PROBLEM STATEMENT - Below are the records; pull every line that includes "上海证券报社".

* * *

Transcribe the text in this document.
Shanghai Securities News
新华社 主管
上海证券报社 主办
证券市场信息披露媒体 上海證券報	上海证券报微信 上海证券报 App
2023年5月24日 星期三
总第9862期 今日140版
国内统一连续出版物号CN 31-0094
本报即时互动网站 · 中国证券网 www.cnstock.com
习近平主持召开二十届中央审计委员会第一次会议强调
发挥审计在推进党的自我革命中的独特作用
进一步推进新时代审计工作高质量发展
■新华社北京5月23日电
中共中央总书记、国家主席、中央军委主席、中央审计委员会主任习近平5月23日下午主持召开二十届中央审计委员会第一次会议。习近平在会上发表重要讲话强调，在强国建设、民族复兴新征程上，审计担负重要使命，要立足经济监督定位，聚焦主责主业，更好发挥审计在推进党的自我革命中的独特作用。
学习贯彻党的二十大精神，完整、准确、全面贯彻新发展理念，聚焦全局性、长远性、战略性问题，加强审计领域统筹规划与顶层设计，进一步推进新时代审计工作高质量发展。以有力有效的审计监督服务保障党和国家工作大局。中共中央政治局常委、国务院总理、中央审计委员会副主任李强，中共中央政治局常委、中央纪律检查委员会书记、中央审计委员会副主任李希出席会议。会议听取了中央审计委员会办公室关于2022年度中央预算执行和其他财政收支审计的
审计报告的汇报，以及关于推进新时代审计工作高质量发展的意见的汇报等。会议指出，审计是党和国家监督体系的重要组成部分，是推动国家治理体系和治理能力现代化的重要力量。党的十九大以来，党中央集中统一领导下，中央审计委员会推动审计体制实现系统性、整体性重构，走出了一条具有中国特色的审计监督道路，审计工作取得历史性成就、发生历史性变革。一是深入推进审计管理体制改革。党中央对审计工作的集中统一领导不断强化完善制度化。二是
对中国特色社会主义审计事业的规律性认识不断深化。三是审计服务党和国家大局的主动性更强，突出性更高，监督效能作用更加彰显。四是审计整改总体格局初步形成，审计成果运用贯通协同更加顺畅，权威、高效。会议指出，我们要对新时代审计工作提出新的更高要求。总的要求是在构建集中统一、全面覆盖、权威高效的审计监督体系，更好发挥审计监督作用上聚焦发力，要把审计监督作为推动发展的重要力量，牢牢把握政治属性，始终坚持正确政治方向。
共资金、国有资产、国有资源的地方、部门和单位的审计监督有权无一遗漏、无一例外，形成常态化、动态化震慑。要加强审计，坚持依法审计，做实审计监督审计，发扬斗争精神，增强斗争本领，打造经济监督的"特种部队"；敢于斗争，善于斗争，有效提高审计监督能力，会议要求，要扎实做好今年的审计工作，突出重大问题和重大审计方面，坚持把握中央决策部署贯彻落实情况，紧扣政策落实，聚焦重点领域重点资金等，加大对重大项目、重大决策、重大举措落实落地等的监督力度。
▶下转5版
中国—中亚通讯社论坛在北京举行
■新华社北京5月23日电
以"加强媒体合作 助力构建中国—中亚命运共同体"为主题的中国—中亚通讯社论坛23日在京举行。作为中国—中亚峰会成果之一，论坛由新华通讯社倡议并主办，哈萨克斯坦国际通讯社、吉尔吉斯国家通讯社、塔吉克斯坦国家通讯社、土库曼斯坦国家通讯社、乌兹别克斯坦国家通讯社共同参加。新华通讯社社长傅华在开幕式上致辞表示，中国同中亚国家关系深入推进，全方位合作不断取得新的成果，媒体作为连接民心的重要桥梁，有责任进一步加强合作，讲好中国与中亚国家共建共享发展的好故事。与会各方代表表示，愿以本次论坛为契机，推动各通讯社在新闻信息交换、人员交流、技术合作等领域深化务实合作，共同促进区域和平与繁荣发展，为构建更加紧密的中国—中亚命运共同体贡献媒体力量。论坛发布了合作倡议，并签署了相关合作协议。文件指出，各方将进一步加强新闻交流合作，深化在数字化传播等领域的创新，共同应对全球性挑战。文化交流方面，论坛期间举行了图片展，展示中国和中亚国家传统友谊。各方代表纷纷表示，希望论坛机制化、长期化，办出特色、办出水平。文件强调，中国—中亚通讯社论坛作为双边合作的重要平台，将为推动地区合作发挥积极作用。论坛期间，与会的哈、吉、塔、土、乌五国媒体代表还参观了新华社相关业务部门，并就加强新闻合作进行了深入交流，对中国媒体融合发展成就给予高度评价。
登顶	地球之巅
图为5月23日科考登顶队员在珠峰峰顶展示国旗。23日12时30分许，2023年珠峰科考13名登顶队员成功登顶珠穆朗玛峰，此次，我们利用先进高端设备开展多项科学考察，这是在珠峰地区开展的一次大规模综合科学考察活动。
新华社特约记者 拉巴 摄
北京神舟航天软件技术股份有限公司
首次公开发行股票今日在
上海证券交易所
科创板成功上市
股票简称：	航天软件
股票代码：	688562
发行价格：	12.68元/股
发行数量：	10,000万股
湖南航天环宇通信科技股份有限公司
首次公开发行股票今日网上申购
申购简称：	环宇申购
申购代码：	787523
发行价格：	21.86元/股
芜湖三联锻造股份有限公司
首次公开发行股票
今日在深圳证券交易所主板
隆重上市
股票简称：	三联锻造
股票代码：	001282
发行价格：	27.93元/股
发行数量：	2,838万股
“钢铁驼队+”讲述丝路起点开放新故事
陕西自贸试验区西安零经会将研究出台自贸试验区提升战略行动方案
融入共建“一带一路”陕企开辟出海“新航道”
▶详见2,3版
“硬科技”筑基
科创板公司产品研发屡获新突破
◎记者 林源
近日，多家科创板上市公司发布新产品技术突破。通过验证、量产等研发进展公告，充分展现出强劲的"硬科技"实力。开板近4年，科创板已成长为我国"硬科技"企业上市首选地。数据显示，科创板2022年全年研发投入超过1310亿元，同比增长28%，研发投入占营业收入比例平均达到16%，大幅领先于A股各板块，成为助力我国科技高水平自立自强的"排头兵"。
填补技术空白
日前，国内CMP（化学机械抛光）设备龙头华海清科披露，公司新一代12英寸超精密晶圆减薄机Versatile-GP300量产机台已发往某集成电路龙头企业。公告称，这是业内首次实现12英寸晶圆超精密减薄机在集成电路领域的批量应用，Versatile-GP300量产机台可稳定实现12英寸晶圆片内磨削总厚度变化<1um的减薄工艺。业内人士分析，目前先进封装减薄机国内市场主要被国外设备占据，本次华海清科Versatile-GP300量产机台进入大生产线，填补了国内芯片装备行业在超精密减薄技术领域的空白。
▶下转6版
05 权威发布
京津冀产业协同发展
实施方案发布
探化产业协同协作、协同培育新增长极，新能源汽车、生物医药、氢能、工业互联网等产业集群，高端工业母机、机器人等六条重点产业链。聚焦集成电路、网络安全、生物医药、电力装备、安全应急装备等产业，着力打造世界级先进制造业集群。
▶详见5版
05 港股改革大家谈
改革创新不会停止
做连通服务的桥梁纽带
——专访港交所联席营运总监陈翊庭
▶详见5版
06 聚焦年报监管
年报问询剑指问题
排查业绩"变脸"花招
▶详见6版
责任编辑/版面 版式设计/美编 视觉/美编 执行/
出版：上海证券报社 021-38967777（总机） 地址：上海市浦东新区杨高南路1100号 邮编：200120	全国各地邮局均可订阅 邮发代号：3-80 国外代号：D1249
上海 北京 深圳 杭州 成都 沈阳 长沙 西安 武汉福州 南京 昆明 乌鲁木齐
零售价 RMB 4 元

* * *

ANSWER TO THE EXERCISE -
上海证券报社 主办
出版：上海证券报社 021-38967777（总机） 地址：上海市浦东新区杨高南路1100号 邮编：200120	全国各地邮局均可订阅 邮发代号：3-80 国外代号：D1249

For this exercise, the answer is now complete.